[BEGIN]
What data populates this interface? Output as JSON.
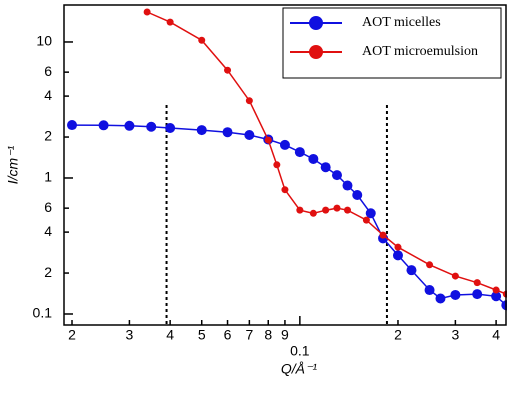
{
  "chart_data": {
    "type": "scatter",
    "xlabel": "Q/Å⁻¹",
    "ylabel": "I/cm⁻¹",
    "xscale": "log",
    "yscale": "log",
    "xlim": [
      0.0189,
      0.432
    ],
    "ylim": [
      0.083,
      18.7
    ],
    "xticks": [
      {
        "value": 0.02,
        "label": "2"
      },
      {
        "value": 0.03,
        "label": "3"
      },
      {
        "value": 0.04,
        "label": "4"
      },
      {
        "value": 0.05,
        "label": "5"
      },
      {
        "value": 0.06,
        "label": "6"
      },
      {
        "value": 0.07,
        "label": "7"
      },
      {
        "value": 0.08,
        "label": "8"
      },
      {
        "value": 0.09,
        "label": "9"
      },
      0.1,
      {
        "value": 0.2,
        "label": "2"
      },
      {
        "value": 0.3,
        "label": "3"
      },
      {
        "value": 0.4,
        "label": "4"
      }
    ],
    "yticks": [
      0.1,
      {
        "value": 0.2,
        "label": "2"
      },
      {
        "value": 0.4,
        "label": "4"
      },
      {
        "value": 0.6,
        "label": "6"
      },
      1,
      {
        "value": 2,
        "label": "2"
      },
      {
        "value": 4,
        "label": "4"
      },
      {
        "value": 6,
        "label": "6"
      },
      10
    ],
    "vlines": [
      0.039,
      0.185
    ],
    "legend": "upper right",
    "series": [
      {
        "name": "AOT micelles",
        "color": "#1010e0",
        "x": [
          0.02,
          0.025,
          0.03,
          0.035,
          0.04,
          0.05,
          0.06,
          0.07,
          0.08,
          0.09,
          0.1,
          0.11,
          0.12,
          0.13,
          0.14,
          0.15,
          0.165,
          0.18,
          0.2,
          0.22,
          0.25,
          0.27,
          0.3,
          0.35,
          0.4,
          0.43
        ],
        "values": [
          2.45,
          2.44,
          2.42,
          2.38,
          2.33,
          2.25,
          2.17,
          2.07,
          1.92,
          1.75,
          1.55,
          1.38,
          1.2,
          1.05,
          0.88,
          0.75,
          0.55,
          0.36,
          0.27,
          0.21,
          0.15,
          0.13,
          0.138,
          0.14,
          0.135,
          0.116
        ]
      },
      {
        "name": "AOT microemulsion",
        "color": "#e01010",
        "x": [
          0.034,
          0.04,
          0.05,
          0.06,
          0.07,
          0.08,
          0.085,
          0.09,
          0.1,
          0.11,
          0.12,
          0.13,
          0.14,
          0.16,
          0.18,
          0.2,
          0.25,
          0.3,
          0.35,
          0.4,
          0.43
        ],
        "values": [
          16.6,
          14,
          10.3,
          6.2,
          3.7,
          1.9,
          1.25,
          0.82,
          0.58,
          0.55,
          0.58,
          0.6,
          0.58,
          0.49,
          0.38,
          0.31,
          0.23,
          0.19,
          0.17,
          0.15,
          0.14
        ]
      }
    ]
  }
}
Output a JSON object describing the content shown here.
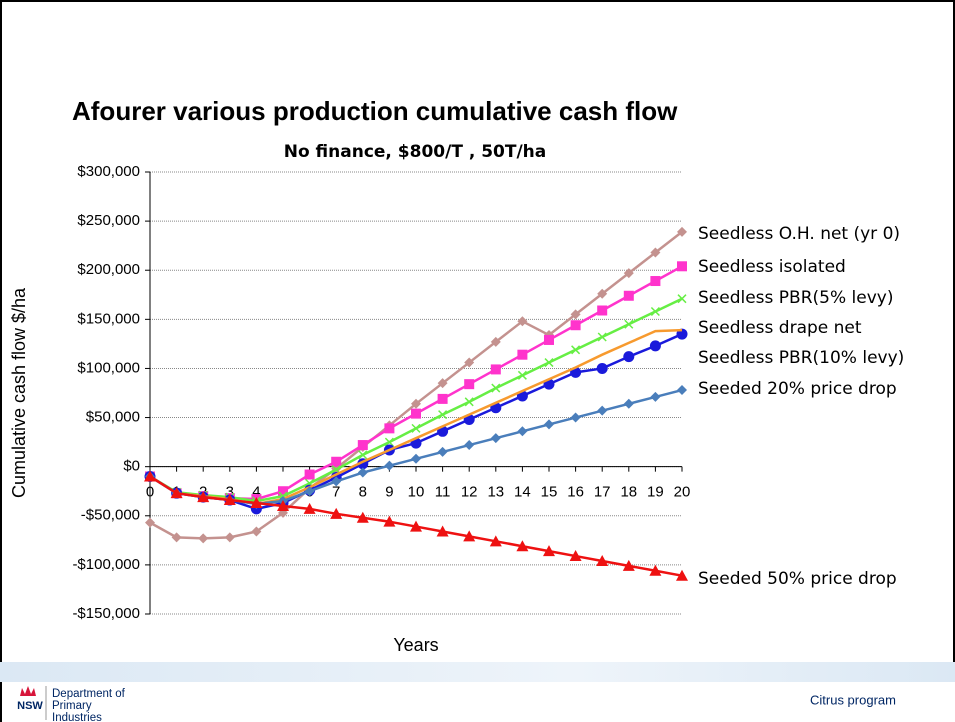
{
  "chart_data": {
    "type": "line",
    "title": "Afourer various production cumulative cash flow",
    "subtitle": "No finance, $800/T , 50T/ha",
    "xlabel": "Years",
    "ylabel": "Cumulative  cash flow $/ha",
    "x": [
      0,
      1,
      2,
      3,
      4,
      5,
      6,
      7,
      8,
      9,
      10,
      11,
      12,
      13,
      14,
      15,
      16,
      17,
      18,
      19,
      20
    ],
    "xlim": [
      0,
      20
    ],
    "xticks": [
      0,
      1,
      2,
      3,
      4,
      5,
      6,
      7,
      8,
      9,
      10,
      11,
      12,
      13,
      14,
      15,
      16,
      17,
      18,
      19,
      20
    ],
    "ylim": [
      -150000,
      300000
    ],
    "yticks": [
      {
        "value": -150000,
        "label": "-$150,000"
      },
      {
        "value": -100000,
        "label": "-$100,000"
      },
      {
        "value": -50000,
        "label": "-$50,000"
      },
      {
        "value": 0,
        "label": "$0"
      },
      {
        "value": 50000,
        "label": "$50,000"
      },
      {
        "value": 100000,
        "label": "$100,000"
      },
      {
        "value": 150000,
        "label": "$150,000"
      },
      {
        "value": 200000,
        "label": "$200,000"
      },
      {
        "value": 250000,
        "label": "$250,000"
      },
      {
        "value": 300000,
        "label": "$300,000"
      }
    ],
    "grid": true,
    "series": [
      {
        "name": "Seedless O.H. net (yr 0)",
        "color": "#c4928f",
        "marker": "diamond",
        "values": [
          -57000,
          -72000,
          -73000,
          -72000,
          -66000,
          -47000,
          -22000,
          -2000,
          20000,
          42000,
          64000,
          85000,
          106000,
          127000,
          148000,
          134000,
          155000,
          176000,
          197000,
          218000,
          239000
        ]
      },
      {
        "name": "Seedless isolated",
        "color": "#ff33cc",
        "marker": "square",
        "values": [
          -10000,
          -27000,
          -30000,
          -32000,
          -33000,
          -25000,
          -8000,
          5000,
          22000,
          39000,
          54000,
          69000,
          84000,
          99000,
          114000,
          129000,
          144000,
          159000,
          174000,
          189000,
          204000
        ]
      },
      {
        "name": "Seedless PBR(5% levy)",
        "color": "#66ee44",
        "marker": "x",
        "values": [
          -10000,
          -26000,
          -29000,
          -31000,
          -35000,
          -30000,
          -17000,
          -3000,
          12000,
          25000,
          39000,
          53000,
          66000,
          80000,
          93000,
          106000,
          119000,
          132000,
          145000,
          158000,
          171000
        ]
      },
      {
        "name": "Seedless drape net",
        "color": "#1a1adb",
        "marker": "circle",
        "values": [
          -10000,
          -27000,
          -31000,
          -34000,
          -43000,
          -37000,
          -24000,
          -11000,
          3000,
          17000,
          24000,
          36000,
          48000,
          60000,
          72000,
          84000,
          96000,
          100000,
          112000,
          123000,
          135000
        ]
      },
      {
        "name": "Seedless PBR(10% levy)",
        "color": "#f79a2e",
        "marker": "none",
        "values": [
          -10000,
          -27000,
          -30000,
          -33000,
          -38000,
          -33000,
          -21000,
          -8000,
          5000,
          17000,
          29000,
          41000,
          53000,
          65000,
          77000,
          89000,
          101000,
          114000,
          126000,
          138000,
          139000
        ]
      },
      {
        "name": "Seeded 20% price drop",
        "color": "#4a7ebb",
        "marker": "diamond",
        "values": [
          -10000,
          -27000,
          -31000,
          -34000,
          -38000,
          -35000,
          -25000,
          -15000,
          -6000,
          1000,
          8000,
          15000,
          22000,
          29000,
          36000,
          43000,
          50000,
          57000,
          64000,
          71000,
          78000
        ]
      },
      {
        "name": "Seeded 50% price drop",
        "color": "#ee1111",
        "marker": "triangle",
        "values": [
          -10000,
          -27000,
          -31000,
          -34000,
          -37000,
          -40000,
          -43000,
          -48000,
          -52000,
          -56000,
          -61000,
          -66000,
          -71000,
          -76000,
          -81000,
          -86000,
          -91000,
          -96000,
          -101000,
          -106000,
          -111000
        ]
      }
    ]
  },
  "footer": {
    "logo": "NSW",
    "department": "Department of Primary Industries",
    "program": "Citrus program"
  }
}
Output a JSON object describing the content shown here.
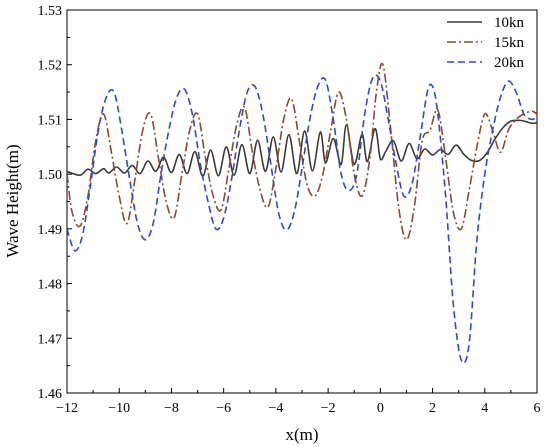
{
  "chart_data": {
    "type": "line",
    "title": "",
    "xlabel": "x(m)",
    "ylabel": "Wave Height(m)",
    "xlim": [
      -12,
      6
    ],
    "ylim": [
      1.46,
      1.53
    ],
    "xticks": [
      -12,
      -10,
      -8,
      -6,
      -4,
      -2,
      0,
      2,
      4,
      6
    ],
    "yticks": [
      1.46,
      1.47,
      1.48,
      1.49,
      1.5,
      1.51,
      1.52,
      1.53
    ],
    "xtick_labels": [
      "−12",
      "−10",
      "−8",
      "−6",
      "−4",
      "−2",
      "0",
      "2",
      "4",
      "6"
    ],
    "ytick_labels": [
      "1.46",
      "1.47",
      "1.48",
      "1.49",
      "1.50",
      "1.51",
      "1.52",
      "1.53"
    ],
    "grid": false,
    "legend_position": "top-right",
    "series": [
      {
        "name": "10kn",
        "color": "#3a3a3a",
        "dash": "solid",
        "x": [
          -12,
          -11.5,
          -11.2,
          -10.9,
          -10.6,
          -10.4,
          -10.1,
          -9.8,
          -9.5,
          -9.2,
          -8.9,
          -8.6,
          -8.3,
          -8.0,
          -7.7,
          -7.4,
          -7.1,
          -6.8,
          -6.5,
          -6.2,
          -5.9,
          -5.6,
          -5.3,
          -5.0,
          -4.7,
          -4.4,
          -4.1,
          -3.8,
          -3.5,
          -3.2,
          -2.9,
          -2.6,
          -2.3,
          -2.1,
          -1.8,
          -1.5,
          -1.3,
          -1.0,
          -0.7,
          -0.5,
          -0.2,
          0.0,
          0.2,
          0.5,
          0.8,
          1.1,
          1.4,
          1.7,
          2.0,
          2.3,
          2.6,
          2.9,
          3.2,
          3.5,
          3.8,
          4.1,
          4.4,
          4.7,
          5.0,
          5.4,
          5.8,
          6.0
        ],
        "y": [
          1.5005,
          1.4998,
          1.5009,
          1.5001,
          1.501,
          1.5002,
          1.5013,
          1.5002,
          1.5016,
          1.5001,
          1.5024,
          1.5005,
          1.5031,
          1.5003,
          1.5036,
          1.5001,
          1.5041,
          1.4996,
          1.5044,
          1.4997,
          1.505,
          1.4998,
          1.5054,
          1.5001,
          1.5062,
          1.5005,
          1.5068,
          1.5004,
          1.5072,
          1.5001,
          1.5079,
          1.5006,
          1.5077,
          1.5021,
          1.5065,
          1.5018,
          1.509,
          1.5018,
          1.5073,
          1.5023,
          1.5083,
          1.5028,
          1.5041,
          1.5061,
          1.5024,
          1.5056,
          1.5028,
          1.5046,
          1.5035,
          1.5045,
          1.5036,
          1.5053,
          1.5036,
          1.5025,
          1.5025,
          1.504,
          1.5065,
          1.5085,
          1.5097,
          1.5098,
          1.5093,
          1.5094
        ]
      },
      {
        "name": "15kn",
        "color": "#8b4a2e",
        "dash": "dashdot",
        "x": [
          -12,
          -11.8,
          -11.5,
          -11.2,
          -10.9,
          -10.6,
          -10.3,
          -10.0,
          -9.7,
          -9.4,
          -9.1,
          -8.8,
          -8.5,
          -8.2,
          -7.9,
          -7.6,
          -7.3,
          -7.0,
          -6.7,
          -6.4,
          -6.1,
          -5.8,
          -5.5,
          -5.2,
          -4.9,
          -4.6,
          -4.3,
          -4.0,
          -3.7,
          -3.4,
          -3.1,
          -2.8,
          -2.5,
          -2.2,
          -1.9,
          -1.6,
          -1.3,
          -1.0,
          -0.7,
          -0.4,
          -0.15,
          0.1,
          0.4,
          0.7,
          1.0,
          1.3,
          1.6,
          1.9,
          2.2,
          2.5,
          2.8,
          3.1,
          3.4,
          3.7,
          4.0,
          4.3,
          4.6,
          4.9,
          5.2,
          5.5,
          5.8,
          6.0
        ],
        "y": [
          1.5,
          1.493,
          1.4905,
          1.496,
          1.506,
          1.511,
          1.504,
          1.496,
          1.491,
          1.499,
          1.508,
          1.511,
          1.503,
          1.495,
          1.492,
          1.5,
          1.508,
          1.511,
          1.503,
          1.496,
          1.4935,
          1.501,
          1.509,
          1.5122,
          1.504,
          1.497,
          1.494,
          1.501,
          1.51,
          1.5138,
          1.506,
          1.498,
          1.496,
          1.5,
          1.508,
          1.515,
          1.51,
          1.5,
          1.496,
          1.503,
          1.515,
          1.52,
          1.508,
          1.494,
          1.488,
          1.494,
          1.506,
          1.508,
          1.5117,
          1.503,
          1.493,
          1.49,
          1.497,
          1.505,
          1.511,
          1.508,
          1.504,
          1.508,
          1.51,
          1.511,
          1.5115,
          1.511
        ]
      },
      {
        "name": "20kn",
        "color": "#2a4bd6",
        "dash": "dashed",
        "x": [
          -12,
          -11.7,
          -11.4,
          -11.1,
          -10.8,
          -10.5,
          -10.2,
          -9.9,
          -9.6,
          -9.3,
          -9.0,
          -8.7,
          -8.4,
          -8.1,
          -7.8,
          -7.5,
          -7.2,
          -6.9,
          -6.6,
          -6.3,
          -6.0,
          -5.7,
          -5.4,
          -5.1,
          -4.8,
          -4.5,
          -4.2,
          -3.9,
          -3.6,
          -3.3,
          -3.0,
          -2.7,
          -2.4,
          -2.1,
          -1.8,
          -1.5,
          -1.2,
          -0.9,
          -0.6,
          -0.3,
          0.0,
          0.3,
          0.6,
          0.9,
          1.2,
          1.5,
          1.8,
          2.0,
          2.2,
          2.5,
          2.8,
          3.1,
          3.4,
          3.7,
          4.0,
          4.3,
          4.6,
          4.9,
          5.2,
          5.5,
          5.8,
          6.0
        ],
        "y": [
          1.49,
          1.486,
          1.489,
          1.498,
          1.508,
          1.514,
          1.515,
          1.508,
          1.499,
          1.491,
          1.488,
          1.491,
          1.5,
          1.508,
          1.514,
          1.5155,
          1.511,
          1.502,
          1.495,
          1.49,
          1.492,
          1.499,
          1.508,
          1.515,
          1.516,
          1.511,
          1.502,
          1.493,
          1.4898,
          1.493,
          1.501,
          1.51,
          1.516,
          1.5172,
          1.51,
          1.5,
          1.497,
          1.5,
          1.511,
          1.5175,
          1.517,
          1.51,
          1.502,
          1.496,
          1.498,
          1.506,
          1.515,
          1.516,
          1.511,
          1.496,
          1.476,
          1.466,
          1.469,
          1.488,
          1.5,
          1.508,
          1.514,
          1.517,
          1.515,
          1.511,
          1.51,
          1.5105
        ]
      }
    ]
  }
}
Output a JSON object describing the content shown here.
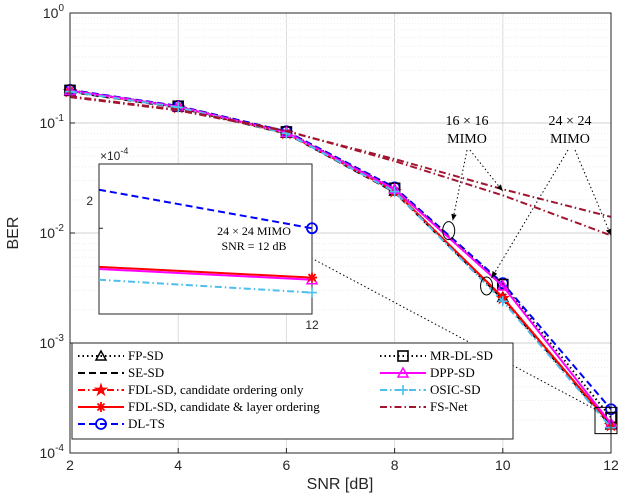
{
  "chart_data": {
    "type": "line",
    "xlabel": "SNR [dB]",
    "ylabel": "BER",
    "xlim": [
      2,
      12
    ],
    "ylim": [
      0.0001,
      1
    ],
    "yscale": "log",
    "grid": true,
    "x_ticks": [
      "2",
      "4",
      "6",
      "8",
      "10",
      "12"
    ],
    "y_ticks": [
      {
        "base": "10",
        "exp": "0",
        "value": 1
      },
      {
        "base": "10",
        "exp": "-1",
        "value": 0.1
      },
      {
        "base": "10",
        "exp": "-2",
        "value": 0.01
      },
      {
        "base": "10",
        "exp": "-3",
        "value": 0.001
      },
      {
        "base": "10",
        "exp": "-4",
        "value": 0.0001
      }
    ],
    "x": [
      2,
      4,
      6,
      8,
      10,
      12
    ],
    "series": [
      {
        "name": "FP-SD",
        "color": "#000000",
        "dash": "dotted",
        "marker": "triangle",
        "values": [
          0.195,
          0.14,
          0.081,
          0.024,
          0.0026,
          0.00018
        ]
      },
      {
        "name": "SE-SD",
        "color": "#000000",
        "dash": "dashed",
        "marker": "none",
        "values": [
          0.192,
          0.138,
          0.08,
          0.0235,
          0.0025,
          0.000175
        ]
      },
      {
        "name": "FDL-SD, candidate ordering only",
        "color": "#ff0000",
        "dash": "dashdot",
        "marker": "star",
        "values": [
          0.194,
          0.139,
          0.0805,
          0.0238,
          0.00255,
          0.000178
        ]
      },
      {
        "name": "FDL-SD, candidate & layer ordering",
        "color": "#ff0000",
        "dash": "solid",
        "marker": "asterisk",
        "values": [
          0.196,
          0.14,
          0.081,
          0.024,
          0.0026,
          0.00018
        ]
      },
      {
        "name": "DL-TS",
        "color": "#0000ff",
        "dash": "dashed",
        "marker": "circle",
        "values": [
          0.2,
          0.143,
          0.084,
          0.026,
          0.0035,
          0.00025
        ]
      },
      {
        "name": "MR-DL-SD",
        "color": "#000000",
        "dash": "dotted",
        "marker": "square",
        "values": [
          0.198,
          0.142,
          0.083,
          0.0255,
          0.0034,
          0.00021
        ]
      },
      {
        "name": "DPP-SD",
        "color": "#ff00ff",
        "dash": "solid",
        "marker": "triangle",
        "values": [
          0.197,
          0.141,
          0.082,
          0.025,
          0.0033,
          0.000185
        ]
      },
      {
        "name": "OSIC-SD",
        "color": "#4dbeee",
        "dash": "dashdot",
        "marker": "plus",
        "values": [
          0.193,
          0.139,
          0.0805,
          0.0238,
          0.0024,
          0.00017
        ]
      },
      {
        "name": "FS-Net",
        "color": "#a2142f",
        "dash": "dashdot",
        "marker": "none",
        "values": [
          0.175,
          0.132,
          0.085,
          0.045,
          0.022,
          0.0095
        ]
      },
      {
        "name": "",
        "color": "#a2142f",
        "dash": "dashdot",
        "marker": "none",
        "values": [
          0.172,
          0.13,
          0.084,
          0.047,
          0.025,
          0.014
        ]
      }
    ],
    "annotations": {
      "mimo16": [
        "16 × 16",
        "MIMO"
      ],
      "mimo24": [
        "24 × 24",
        "MIMO"
      ]
    },
    "inset": {
      "multiplier": "×10",
      "multiplier_exp": "-4",
      "ytick": "2",
      "xtick": "12",
      "note": [
        "24 × 24 MIMO",
        "SNR = 12 dB"
      ],
      "x_range": [
        11.93,
        12.0
      ],
      "y_range": [
        0.00016,
        0.00023
      ],
      "lines": [
        {
          "color": "#0000ff",
          "dash": "dashed",
          "marker": "circle",
          "y0": 0.000218,
          "y1": 0.0002
        },
        {
          "color": "#ff00ff",
          "dash": "solid",
          "marker": "triangle",
          "y0": 0.000181,
          "y1": 0.000176
        },
        {
          "color": "#ff0000",
          "dash": "solid",
          "marker": "asterisk",
          "y0": 0.000182,
          "y1": 0.000177
        },
        {
          "color": "#4dbeee",
          "dash": "dashdot",
          "marker": "plus",
          "y0": 0.000176,
          "y1": 0.00017
        }
      ]
    }
  }
}
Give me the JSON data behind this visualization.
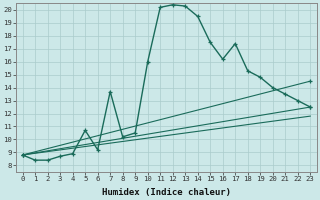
{
  "xlabel": "Humidex (Indice chaleur)",
  "xlim": [
    -0.5,
    23.5
  ],
  "ylim": [
    7.5,
    20.5
  ],
  "xticks": [
    0,
    1,
    2,
    3,
    4,
    5,
    6,
    7,
    8,
    9,
    10,
    11,
    12,
    13,
    14,
    15,
    16,
    17,
    18,
    19,
    20,
    21,
    22,
    23
  ],
  "yticks": [
    8,
    9,
    10,
    11,
    12,
    13,
    14,
    15,
    16,
    17,
    18,
    19,
    20
  ],
  "bg_color": "#cce8e8",
  "line_color": "#1a6b5a",
  "grid_color": "#aacccc",
  "lines": [
    {
      "x": [
        0,
        1,
        2,
        3,
        4,
        5,
        6,
        7,
        8,
        9,
        10,
        11,
        12,
        13,
        14,
        15,
        16,
        17,
        18,
        19,
        20,
        21,
        22,
        23
      ],
      "y": [
        8.8,
        8.4,
        8.4,
        8.7,
        8.9,
        10.7,
        9.2,
        13.7,
        10.2,
        10.5,
        16.0,
        20.2,
        20.4,
        20.3,
        19.5,
        17.5,
        16.2,
        17.4,
        15.3,
        14.8,
        14.0,
        13.5,
        13.0,
        12.5
      ],
      "marker": true,
      "lw": 1.0
    },
    {
      "x": [
        0,
        23
      ],
      "y": [
        8.8,
        14.5
      ],
      "marker": true,
      "lw": 0.8
    },
    {
      "x": [
        0,
        23
      ],
      "y": [
        8.8,
        12.5
      ],
      "marker": true,
      "lw": 0.8
    },
    {
      "x": [
        0,
        23
      ],
      "y": [
        8.8,
        11.8
      ],
      "marker": false,
      "lw": 0.8
    }
  ]
}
[END]
## Goal
State the count of lines in the data holding the word "ordering", adding nothing to it.

## The reply
2